Item position entries:
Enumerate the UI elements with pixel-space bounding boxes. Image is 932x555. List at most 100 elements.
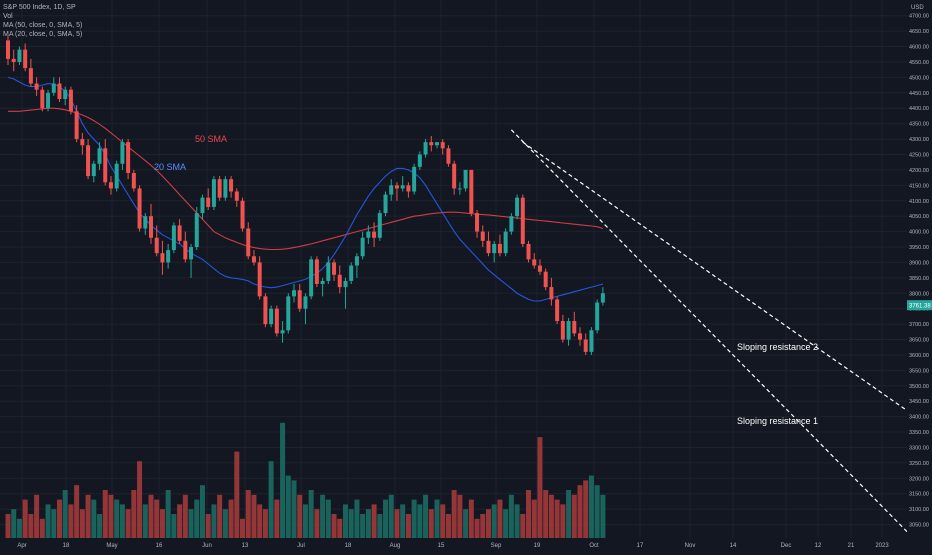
price-tick: 3900.00 bbox=[909, 260, 929, 266]
price-tick: 4550.00 bbox=[909, 60, 929, 66]
volume-bar bbox=[577, 485, 583, 538]
volume-bar bbox=[383, 499, 389, 538]
volume-bar bbox=[159, 509, 165, 538]
candle bbox=[595, 302, 600, 331]
candle bbox=[366, 231, 371, 238]
volume-bar bbox=[114, 499, 120, 538]
candle bbox=[400, 185, 405, 189]
volume-bar bbox=[142, 504, 148, 538]
candle bbox=[314, 259, 319, 285]
candle bbox=[600, 293, 605, 303]
volume-bar bbox=[531, 499, 537, 538]
volume-bar bbox=[342, 504, 348, 538]
candle bbox=[183, 240, 188, 260]
volume-bar bbox=[400, 504, 406, 538]
price-tick: 3850.00 bbox=[909, 276, 929, 282]
price-tick: 3950.00 bbox=[909, 245, 929, 251]
candle bbox=[246, 228, 251, 257]
volume-bar bbox=[154, 499, 160, 538]
volume-bar bbox=[445, 514, 451, 538]
volume-bar bbox=[474, 518, 480, 538]
candle bbox=[6, 40, 10, 59]
volume-bar bbox=[394, 509, 400, 538]
candle bbox=[343, 280, 348, 288]
candle bbox=[57, 83, 62, 99]
candle bbox=[28, 68, 33, 84]
time-tick: 16 bbox=[156, 543, 163, 549]
volume-bar bbox=[588, 475, 594, 538]
candle bbox=[354, 256, 359, 266]
candle bbox=[269, 308, 274, 325]
candle bbox=[578, 333, 582, 340]
volume-bar bbox=[262, 509, 268, 538]
candle bbox=[497, 243, 502, 254]
time-tick: Oct bbox=[589, 543, 599, 549]
candle bbox=[509, 216, 514, 232]
volume-bar bbox=[79, 509, 85, 538]
volume-bar bbox=[34, 494, 40, 538]
candle bbox=[412, 166, 417, 192]
volume-bar bbox=[537, 437, 543, 538]
volume-bar bbox=[16, 518, 22, 538]
candle bbox=[251, 256, 256, 263]
candle bbox=[337, 274, 342, 288]
volume-bar bbox=[348, 509, 354, 538]
candle bbox=[40, 89, 45, 109]
price-tick: 3600.00 bbox=[909, 353, 929, 359]
candle bbox=[263, 296, 268, 325]
volume-bar bbox=[234, 451, 240, 538]
candle bbox=[206, 197, 211, 207]
candle bbox=[74, 111, 79, 140]
volume-bar bbox=[199, 485, 205, 538]
volume-bar bbox=[417, 504, 423, 538]
candle bbox=[555, 299, 560, 322]
volume-bar bbox=[240, 518, 246, 538]
candle bbox=[11, 58, 16, 62]
sma50-line bbox=[8, 107, 604, 251]
volume-bar bbox=[566, 490, 572, 538]
volume-bar bbox=[222, 509, 228, 538]
candle bbox=[280, 330, 285, 334]
volume-bar bbox=[125, 509, 131, 538]
time-tick: 12 bbox=[815, 543, 822, 549]
volume-bar bbox=[520, 514, 526, 538]
candle bbox=[480, 231, 485, 241]
candle bbox=[97, 148, 102, 164]
chart-legend: S&P 500 Index, 1D, SP Vol MA (50, close,… bbox=[3, 3, 82, 39]
volume-bar bbox=[314, 509, 320, 538]
time-tick: Jul bbox=[297, 543, 305, 549]
volume-bar bbox=[188, 509, 194, 538]
volume-bar bbox=[308, 490, 314, 538]
volume-bar bbox=[457, 494, 463, 538]
candle bbox=[257, 262, 262, 297]
candle bbox=[389, 185, 394, 195]
candle bbox=[240, 200, 245, 229]
volume-bar bbox=[514, 504, 520, 538]
candle bbox=[120, 142, 125, 164]
price-tick: 4400.00 bbox=[909, 106, 929, 112]
candle bbox=[309, 259, 314, 297]
volume-bar bbox=[423, 494, 429, 538]
candle bbox=[377, 213, 382, 238]
candle bbox=[566, 321, 571, 340]
candle bbox=[137, 188, 142, 229]
candle bbox=[274, 308, 279, 334]
price-tick: 3350.00 bbox=[909, 430, 929, 436]
time-tick: 17 bbox=[637, 543, 644, 549]
candle bbox=[520, 197, 525, 244]
candle bbox=[177, 225, 182, 241]
volume-bar bbox=[5, 514, 11, 538]
volume-bar bbox=[388, 494, 394, 538]
time-tick: 19 bbox=[534, 543, 541, 549]
price-tick: 3300.00 bbox=[909, 445, 929, 451]
volume-bar bbox=[194, 499, 200, 538]
candle bbox=[469, 169, 474, 214]
sloping-resistance-1-line[interactable] bbox=[510, 129, 921, 546]
volume-bar bbox=[85, 494, 91, 538]
volume-bar bbox=[131, 490, 137, 538]
price-tick: 4500.00 bbox=[909, 75, 929, 81]
candle bbox=[446, 148, 451, 164]
time-tick: 14 bbox=[730, 543, 737, 549]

WHAT YOU NEED TO DO: Copy out every line of the row above, character for character. Leave out the picture.

FINISHED TASK:
Enumerate the UI elements with pixel-space bounding boxes. Image is 932x555. List at most 100 elements.
price-tick: 3900.00 bbox=[909, 260, 929, 266]
price-tick: 4550.00 bbox=[909, 60, 929, 66]
volume-bar bbox=[577, 485, 583, 538]
volume-bar bbox=[383, 499, 389, 538]
volume-bar bbox=[159, 509, 165, 538]
candle bbox=[595, 302, 600, 331]
candle bbox=[366, 231, 371, 238]
volume-bar bbox=[114, 499, 120, 538]
candle bbox=[400, 185, 405, 189]
volume-bar bbox=[142, 504, 148, 538]
candle bbox=[314, 259, 319, 285]
candle bbox=[600, 293, 605, 303]
volume-bar bbox=[531, 499, 537, 538]
volume-bar bbox=[342, 504, 348, 538]
candle bbox=[183, 240, 188, 260]
volume-bar bbox=[400, 504, 406, 538]
price-tick: 3850.00 bbox=[909, 276, 929, 282]
price-tick: 3950.00 bbox=[909, 245, 929, 251]
candle bbox=[246, 228, 251, 257]
volume-bar bbox=[154, 499, 160, 538]
volume-bar bbox=[445, 514, 451, 538]
volume-bar bbox=[474, 518, 480, 538]
candle bbox=[6, 40, 10, 59]
volume-bar bbox=[394, 509, 400, 538]
candle bbox=[343, 280, 348, 288]
candle bbox=[57, 83, 62, 99]
candle bbox=[28, 68, 33, 84]
time-tick: 16 bbox=[156, 543, 163, 549]
volume-bar bbox=[588, 475, 594, 538]
candle bbox=[354, 256, 359, 266]
candle bbox=[269, 308, 274, 325]
candle bbox=[578, 333, 582, 340]
volume-bar bbox=[262, 509, 268, 538]
candle bbox=[497, 243, 502, 254]
time-tick: Oct bbox=[589, 543, 599, 549]
candle bbox=[509, 216, 514, 232]
volume-bar bbox=[79, 509, 85, 538]
volume-bar bbox=[34, 494, 40, 538]
candle bbox=[412, 166, 417, 192]
volume-bar bbox=[537, 437, 543, 538]
volume-bar bbox=[16, 518, 22, 538]
candle bbox=[251, 256, 256, 263]
candle bbox=[337, 274, 342, 288]
volume-bar bbox=[348, 509, 354, 538]
candle bbox=[40, 89, 45, 109]
price-tick: 3600.00 bbox=[909, 353, 929, 359]
candle bbox=[263, 296, 268, 325]
volume-bar bbox=[234, 451, 240, 538]
candle bbox=[206, 197, 211, 207]
candle bbox=[74, 111, 79, 140]
volume-bar bbox=[199, 485, 205, 538]
volume-bar bbox=[417, 504, 423, 538]
candle bbox=[555, 299, 560, 322]
volume-bar bbox=[240, 518, 246, 538]
candle bbox=[11, 58, 16, 62]
sma50-line bbox=[8, 107, 604, 251]
volume-bar bbox=[566, 490, 572, 538]
volume-bar bbox=[222, 509, 228, 538]
candle bbox=[280, 330, 285, 334]
volume-bar bbox=[125, 509, 131, 538]
time-tick: 12 bbox=[815, 543, 822, 549]
volume-bar bbox=[520, 514, 526, 538]
candle bbox=[480, 231, 485, 241]
candle bbox=[97, 148, 102, 164]
chart-legend: S&P 500 Index, 1D, SP Vol MA (50, close,… bbox=[3, 3, 82, 39]
volume-bar bbox=[314, 509, 320, 538]
time-tick: Jul bbox=[297, 543, 305, 549]
volume-bar bbox=[188, 509, 194, 538]
volume-bar bbox=[308, 490, 314, 538]
volume-bar bbox=[457, 494, 463, 538]
candle bbox=[257, 262, 262, 297]
candle bbox=[389, 185, 394, 195]
candle bbox=[240, 200, 245, 229]
volume-bar bbox=[514, 504, 520, 538]
candle bbox=[120, 142, 125, 164]
price-tick: 4400.00 bbox=[909, 106, 929, 112]
candle bbox=[309, 259, 314, 297]
volume-bar bbox=[423, 494, 429, 538]
candle bbox=[377, 213, 382, 238]
candle bbox=[566, 321, 571, 340]
candle bbox=[137, 188, 142, 229]
candle bbox=[274, 308, 279, 334]
price-tick: 3350.00 bbox=[909, 430, 929, 436]
time-tick: 17 bbox=[637, 543, 644, 549]
candle bbox=[520, 197, 525, 244]
candle bbox=[177, 225, 182, 241]
volume-bar bbox=[5, 514, 11, 538]
volume-bar bbox=[388, 494, 394, 538]
time-tick: 19 bbox=[534, 543, 541, 549]
price-tick: 3300.00 bbox=[909, 445, 929, 451]
volume-bar bbox=[194, 499, 200, 538]
candle bbox=[469, 169, 474, 214]
sloping-resistance-1-line[interactable] bbox=[510, 129, 921, 546]
volume-bar bbox=[85, 494, 91, 538]
volume-bar bbox=[131, 490, 137, 538]
price-tick: 4500.00 bbox=[909, 75, 929, 81]
candle bbox=[446, 148, 451, 164]
time-tick: 14 bbox=[730, 543, 737, 549]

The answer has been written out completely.